***** Task material *****
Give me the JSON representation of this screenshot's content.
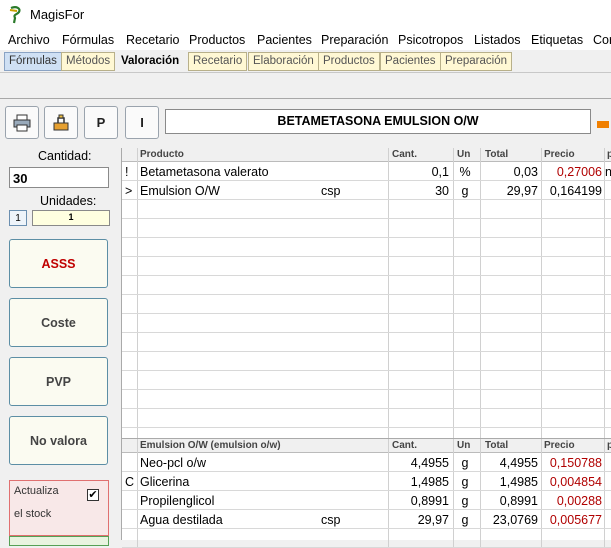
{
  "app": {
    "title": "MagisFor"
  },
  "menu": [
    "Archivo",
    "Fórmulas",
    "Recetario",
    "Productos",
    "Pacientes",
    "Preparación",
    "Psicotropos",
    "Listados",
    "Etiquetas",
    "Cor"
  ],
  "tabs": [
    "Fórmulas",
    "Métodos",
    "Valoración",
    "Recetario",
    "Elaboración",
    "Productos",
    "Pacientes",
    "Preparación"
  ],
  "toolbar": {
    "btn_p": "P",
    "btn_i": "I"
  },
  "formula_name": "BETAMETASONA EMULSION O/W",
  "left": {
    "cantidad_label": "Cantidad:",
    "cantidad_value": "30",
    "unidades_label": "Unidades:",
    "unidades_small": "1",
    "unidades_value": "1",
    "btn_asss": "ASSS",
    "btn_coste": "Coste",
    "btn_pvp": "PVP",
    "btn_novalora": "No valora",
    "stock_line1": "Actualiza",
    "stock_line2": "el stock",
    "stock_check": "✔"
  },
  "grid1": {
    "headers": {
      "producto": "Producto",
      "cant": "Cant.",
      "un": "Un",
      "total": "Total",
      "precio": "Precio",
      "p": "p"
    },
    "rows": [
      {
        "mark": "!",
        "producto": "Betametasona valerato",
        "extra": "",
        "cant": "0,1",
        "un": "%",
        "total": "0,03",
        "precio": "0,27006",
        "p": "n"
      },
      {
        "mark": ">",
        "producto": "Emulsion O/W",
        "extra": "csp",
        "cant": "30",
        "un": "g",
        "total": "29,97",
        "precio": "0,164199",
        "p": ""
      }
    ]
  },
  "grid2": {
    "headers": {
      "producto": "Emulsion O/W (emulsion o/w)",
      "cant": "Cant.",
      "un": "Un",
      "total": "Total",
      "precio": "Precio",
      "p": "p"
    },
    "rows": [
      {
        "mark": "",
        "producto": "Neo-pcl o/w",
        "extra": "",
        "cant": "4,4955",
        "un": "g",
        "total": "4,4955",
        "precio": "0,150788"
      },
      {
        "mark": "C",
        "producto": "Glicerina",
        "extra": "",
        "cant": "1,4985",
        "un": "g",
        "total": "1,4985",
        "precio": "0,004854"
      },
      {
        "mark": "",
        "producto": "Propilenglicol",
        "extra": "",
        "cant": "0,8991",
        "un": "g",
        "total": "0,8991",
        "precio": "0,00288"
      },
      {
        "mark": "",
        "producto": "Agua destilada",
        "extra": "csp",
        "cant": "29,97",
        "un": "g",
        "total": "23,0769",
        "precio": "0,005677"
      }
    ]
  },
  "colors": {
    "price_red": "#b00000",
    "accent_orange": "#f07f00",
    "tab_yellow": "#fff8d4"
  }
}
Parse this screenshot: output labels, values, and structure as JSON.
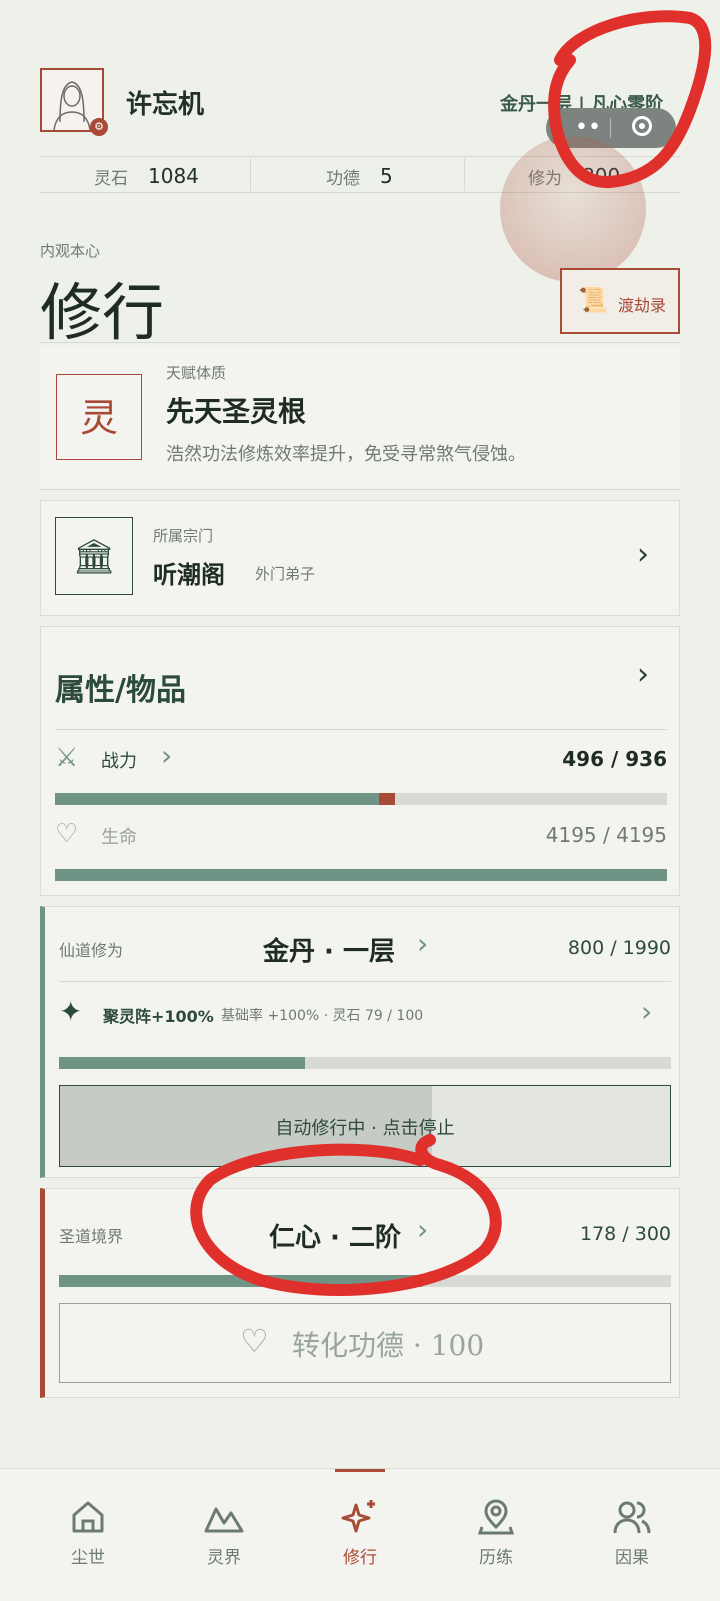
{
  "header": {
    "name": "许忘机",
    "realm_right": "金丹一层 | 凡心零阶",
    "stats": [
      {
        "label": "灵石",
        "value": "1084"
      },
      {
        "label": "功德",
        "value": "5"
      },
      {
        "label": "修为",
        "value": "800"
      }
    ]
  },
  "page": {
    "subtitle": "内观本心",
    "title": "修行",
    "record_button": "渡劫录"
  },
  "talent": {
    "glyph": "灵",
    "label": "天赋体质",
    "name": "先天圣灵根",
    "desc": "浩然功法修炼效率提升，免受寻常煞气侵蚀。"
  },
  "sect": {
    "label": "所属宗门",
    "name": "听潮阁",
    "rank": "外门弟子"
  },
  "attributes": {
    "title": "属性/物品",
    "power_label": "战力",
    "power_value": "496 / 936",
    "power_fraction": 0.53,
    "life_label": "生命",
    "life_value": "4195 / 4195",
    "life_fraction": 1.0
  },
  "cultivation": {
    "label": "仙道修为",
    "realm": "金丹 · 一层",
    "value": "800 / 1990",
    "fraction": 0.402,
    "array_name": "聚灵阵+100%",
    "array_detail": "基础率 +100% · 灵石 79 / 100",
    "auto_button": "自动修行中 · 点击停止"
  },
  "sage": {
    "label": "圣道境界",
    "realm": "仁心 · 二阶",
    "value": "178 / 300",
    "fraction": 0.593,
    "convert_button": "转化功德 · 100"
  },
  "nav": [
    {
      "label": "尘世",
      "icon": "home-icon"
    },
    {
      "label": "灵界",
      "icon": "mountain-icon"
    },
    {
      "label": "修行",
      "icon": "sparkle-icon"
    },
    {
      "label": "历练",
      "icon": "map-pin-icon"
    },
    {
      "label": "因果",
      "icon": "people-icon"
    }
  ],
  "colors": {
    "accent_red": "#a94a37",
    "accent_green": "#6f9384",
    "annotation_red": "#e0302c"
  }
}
*****
* _Given request_: Output the entries above exactly. Drop the pictures.

* _Correct answer_:
Give me the JSON representation of this screenshot's content.
{
  "app": {
    "title": "MagisFor"
  },
  "menu": [
    "Archivo",
    "Fórmulas",
    "Recetario",
    "Productos",
    "Pacientes",
    "Preparación",
    "Psicotropos",
    "Listados",
    "Etiquetas",
    "Cor"
  ],
  "tabs": [
    "Fórmulas",
    "Métodos",
    "Valoración",
    "Recetario",
    "Elaboración",
    "Productos",
    "Pacientes",
    "Preparación"
  ],
  "toolbar": {
    "btn_p": "P",
    "btn_i": "I"
  },
  "formula_name": "BETAMETASONA EMULSION O/W",
  "left": {
    "cantidad_label": "Cantidad:",
    "cantidad_value": "30",
    "unidades_label": "Unidades:",
    "unidades_small": "1",
    "unidades_value": "1",
    "btn_asss": "ASSS",
    "btn_coste": "Coste",
    "btn_pvp": "PVP",
    "btn_novalora": "No valora",
    "stock_line1": "Actualiza",
    "stock_line2": "el stock",
    "stock_check": "✔"
  },
  "grid1": {
    "headers": {
      "producto": "Producto",
      "cant": "Cant.",
      "un": "Un",
      "total": "Total",
      "precio": "Precio",
      "p": "p"
    },
    "rows": [
      {
        "mark": "!",
        "producto": "Betametasona valerato",
        "extra": "",
        "cant": "0,1",
        "un": "%",
        "total": "0,03",
        "precio": "0,27006",
        "p": "n"
      },
      {
        "mark": ">",
        "producto": "Emulsion O/W",
        "extra": "csp",
        "cant": "30",
        "un": "g",
        "total": "29,97",
        "precio": "0,164199",
        "p": ""
      }
    ]
  },
  "grid2": {
    "headers": {
      "producto": "Emulsion O/W (emulsion o/w)",
      "cant": "Cant.",
      "un": "Un",
      "total": "Total",
      "precio": "Precio",
      "p": "p"
    },
    "rows": [
      {
        "mark": "",
        "producto": "Neo-pcl o/w",
        "extra": "",
        "cant": "4,4955",
        "un": "g",
        "total": "4,4955",
        "precio": "0,150788"
      },
      {
        "mark": "C",
        "producto": "Glicerina",
        "extra": "",
        "cant": "1,4985",
        "un": "g",
        "total": "1,4985",
        "precio": "0,004854"
      },
      {
        "mark": "",
        "producto": "Propilenglicol",
        "extra": "",
        "cant": "0,8991",
        "un": "g",
        "total": "0,8991",
        "precio": "0,00288"
      },
      {
        "mark": "",
        "producto": "Agua destilada",
        "extra": "csp",
        "cant": "29,97",
        "un": "g",
        "total": "23,0769",
        "precio": "0,005677"
      }
    ]
  },
  "colors": {
    "price_red": "#b00000",
    "accent_orange": "#f07f00",
    "tab_yellow": "#fff8d4"
  }
}
Parse this screenshot: output labels, values, and structure as JSON.
{
  "header": {
    "name": "许忘机",
    "realm_right": "金丹一层 | 凡心零阶",
    "stats": [
      {
        "label": "灵石",
        "value": "1084"
      },
      {
        "label": "功德",
        "value": "5"
      },
      {
        "label": "修为",
        "value": "800"
      }
    ]
  },
  "page": {
    "subtitle": "内观本心",
    "title": "修行",
    "record_button": "渡劫录"
  },
  "talent": {
    "glyph": "灵",
    "label": "天赋体质",
    "name": "先天圣灵根",
    "desc": "浩然功法修炼效率提升，免受寻常煞气侵蚀。"
  },
  "sect": {
    "label": "所属宗门",
    "name": "听潮阁",
    "rank": "外门弟子"
  },
  "attributes": {
    "title": "属性/物品",
    "power_label": "战力",
    "power_value": "496 / 936",
    "power_fraction": 0.53,
    "life_label": "生命",
    "life_value": "4195 / 4195",
    "life_fraction": 1.0
  },
  "cultivation": {
    "label": "仙道修为",
    "realm": "金丹 · 一层",
    "value": "800 / 1990",
    "fraction": 0.402,
    "array_name": "聚灵阵+100%",
    "array_detail": "基础率 +100% · 灵石 79 / 100",
    "auto_button": "自动修行中 · 点击停止"
  },
  "sage": {
    "label": "圣道境界",
    "realm": "仁心 · 二阶",
    "value": "178 / 300",
    "fraction": 0.593,
    "convert_button": "转化功德 · 100"
  },
  "nav": [
    {
      "label": "尘世",
      "icon": "home-icon"
    },
    {
      "label": "灵界",
      "icon": "mountain-icon"
    },
    {
      "label": "修行",
      "icon": "sparkle-icon"
    },
    {
      "label": "历练",
      "icon": "map-pin-icon"
    },
    {
      "label": "因果",
      "icon": "people-icon"
    }
  ],
  "colors": {
    "accent_red": "#a94a37",
    "accent_green": "#6f9384",
    "annotation_red": "#e0302c"
  }
}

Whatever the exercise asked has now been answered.